━━━━━ Text excerpt ━━━━━

In their attempts to
justify their planned reductions in the bill for welfare payments, Sir Starmer
and his government have increasingly taken to describing their demand that
anyone who can work should work as some sort of moral crusade. The underlying
argument, albeit not always expressed in clear terms, seems to be that there is
some sort of contract between the state and its citizens, as part of which the
state agrees to protect vulnerable citizens whilst citizens agree to contribute
by getting themselves gainfully employed. There’s a lot to unpick there.
It treats the state
and its citizens as two different parties to said contract. Yet, in theory at
least, the state is claimed to be nothing more than the way in which citizens
act collectively. But if the state and the citizens are really one and the
same, it’s an odd sort of contract. In the way that Labour increasingly talk
about the relationship between citizens (or workers, to use their preferred
term, which treats anyone not making an economic contribution as a second-class
citizen) and the state, it seems as though they are closer to the Marxist understanding
of the bourgeois state as an arm of the bourgeoisie to which others sell their
labour – with Labour placing itself firmly on the bourgeoisie side of that
equation. Let’s give them the benefit of the doubt, though, and assume that it’s
just clumsy wording on their behalf, and that what they really mean is that
membership of society confers both rights for its members and responsibilities
to other members, and that the state is the way in which that relationship is
managed and maintained.

━━━━━

Task details. Reproduce the stretch of the welfare-contract passage from "In their attempts" through "to unpick there.", word for word.

━━━━━ Information ━━━━━

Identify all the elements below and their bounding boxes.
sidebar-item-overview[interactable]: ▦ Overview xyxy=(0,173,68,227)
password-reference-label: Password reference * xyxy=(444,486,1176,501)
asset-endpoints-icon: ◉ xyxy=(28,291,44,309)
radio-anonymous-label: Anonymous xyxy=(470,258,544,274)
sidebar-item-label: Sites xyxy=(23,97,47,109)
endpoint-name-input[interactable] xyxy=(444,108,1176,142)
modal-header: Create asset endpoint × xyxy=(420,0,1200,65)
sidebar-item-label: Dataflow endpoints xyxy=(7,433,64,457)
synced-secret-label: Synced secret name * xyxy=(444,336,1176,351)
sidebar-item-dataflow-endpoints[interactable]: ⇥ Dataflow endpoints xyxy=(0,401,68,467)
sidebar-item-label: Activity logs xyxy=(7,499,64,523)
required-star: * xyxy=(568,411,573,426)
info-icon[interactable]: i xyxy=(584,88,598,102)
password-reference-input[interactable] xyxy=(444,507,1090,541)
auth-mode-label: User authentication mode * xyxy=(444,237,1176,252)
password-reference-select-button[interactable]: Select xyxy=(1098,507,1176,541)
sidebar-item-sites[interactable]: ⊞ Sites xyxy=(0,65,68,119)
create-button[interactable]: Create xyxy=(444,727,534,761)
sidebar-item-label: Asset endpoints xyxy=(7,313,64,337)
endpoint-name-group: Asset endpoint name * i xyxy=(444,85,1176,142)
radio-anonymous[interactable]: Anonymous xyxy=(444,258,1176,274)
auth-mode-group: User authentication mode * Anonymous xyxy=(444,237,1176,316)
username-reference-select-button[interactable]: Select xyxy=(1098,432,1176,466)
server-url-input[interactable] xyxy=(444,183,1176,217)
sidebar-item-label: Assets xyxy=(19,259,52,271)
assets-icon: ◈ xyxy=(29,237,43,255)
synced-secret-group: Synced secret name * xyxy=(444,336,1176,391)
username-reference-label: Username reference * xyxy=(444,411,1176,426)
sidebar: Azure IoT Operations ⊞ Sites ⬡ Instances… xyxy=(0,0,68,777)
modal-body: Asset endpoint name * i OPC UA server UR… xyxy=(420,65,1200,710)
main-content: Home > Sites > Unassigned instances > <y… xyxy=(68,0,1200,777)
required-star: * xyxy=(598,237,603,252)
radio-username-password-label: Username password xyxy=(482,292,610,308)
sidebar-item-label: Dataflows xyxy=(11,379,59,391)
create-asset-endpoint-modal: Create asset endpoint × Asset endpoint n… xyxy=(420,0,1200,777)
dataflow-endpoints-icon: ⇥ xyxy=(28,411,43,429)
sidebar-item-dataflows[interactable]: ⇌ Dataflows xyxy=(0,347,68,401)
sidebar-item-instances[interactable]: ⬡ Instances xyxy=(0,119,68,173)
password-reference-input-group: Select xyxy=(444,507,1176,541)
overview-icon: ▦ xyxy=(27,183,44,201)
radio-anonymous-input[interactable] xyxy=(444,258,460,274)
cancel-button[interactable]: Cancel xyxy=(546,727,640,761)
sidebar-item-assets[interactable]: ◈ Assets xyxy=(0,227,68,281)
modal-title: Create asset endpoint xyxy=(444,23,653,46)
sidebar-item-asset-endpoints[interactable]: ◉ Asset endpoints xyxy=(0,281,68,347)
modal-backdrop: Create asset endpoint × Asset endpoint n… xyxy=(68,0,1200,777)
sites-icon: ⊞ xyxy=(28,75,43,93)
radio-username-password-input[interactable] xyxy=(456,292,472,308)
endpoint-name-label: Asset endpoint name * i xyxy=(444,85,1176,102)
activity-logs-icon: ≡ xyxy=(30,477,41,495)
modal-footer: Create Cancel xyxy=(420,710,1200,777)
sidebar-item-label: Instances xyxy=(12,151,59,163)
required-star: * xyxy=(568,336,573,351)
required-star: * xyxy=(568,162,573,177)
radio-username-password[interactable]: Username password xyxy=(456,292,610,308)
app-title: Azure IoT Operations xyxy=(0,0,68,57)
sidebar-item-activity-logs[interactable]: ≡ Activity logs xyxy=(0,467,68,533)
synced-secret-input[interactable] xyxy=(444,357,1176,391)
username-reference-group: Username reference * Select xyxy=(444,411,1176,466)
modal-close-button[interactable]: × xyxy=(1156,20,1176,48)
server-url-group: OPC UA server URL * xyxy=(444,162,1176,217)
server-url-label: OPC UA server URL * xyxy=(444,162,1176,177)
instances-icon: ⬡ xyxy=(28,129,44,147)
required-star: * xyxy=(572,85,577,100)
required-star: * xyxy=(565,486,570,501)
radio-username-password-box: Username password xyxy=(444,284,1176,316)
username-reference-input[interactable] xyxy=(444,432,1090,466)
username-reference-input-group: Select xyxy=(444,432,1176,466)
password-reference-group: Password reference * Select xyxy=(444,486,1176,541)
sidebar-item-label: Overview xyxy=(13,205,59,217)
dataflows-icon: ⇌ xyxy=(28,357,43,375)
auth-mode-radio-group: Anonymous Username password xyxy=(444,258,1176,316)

━━━━━

Reply.
In their attempts to
justify their planned reductions in the bill for welfare payments, Sir Starmer
and his government have increasingly taken to describing their demand that
anyone who can work should work as some sort of moral crusade. The underlying
argument, albeit not always expressed in clear terms, seems to be that there is
some sort of contract between the state and its citizens, as part of which the
state agrees to protect vulnerable citizens whilst citizens agree to contribute
by getting themselves gainfully employed. There’s a lot to unpick there.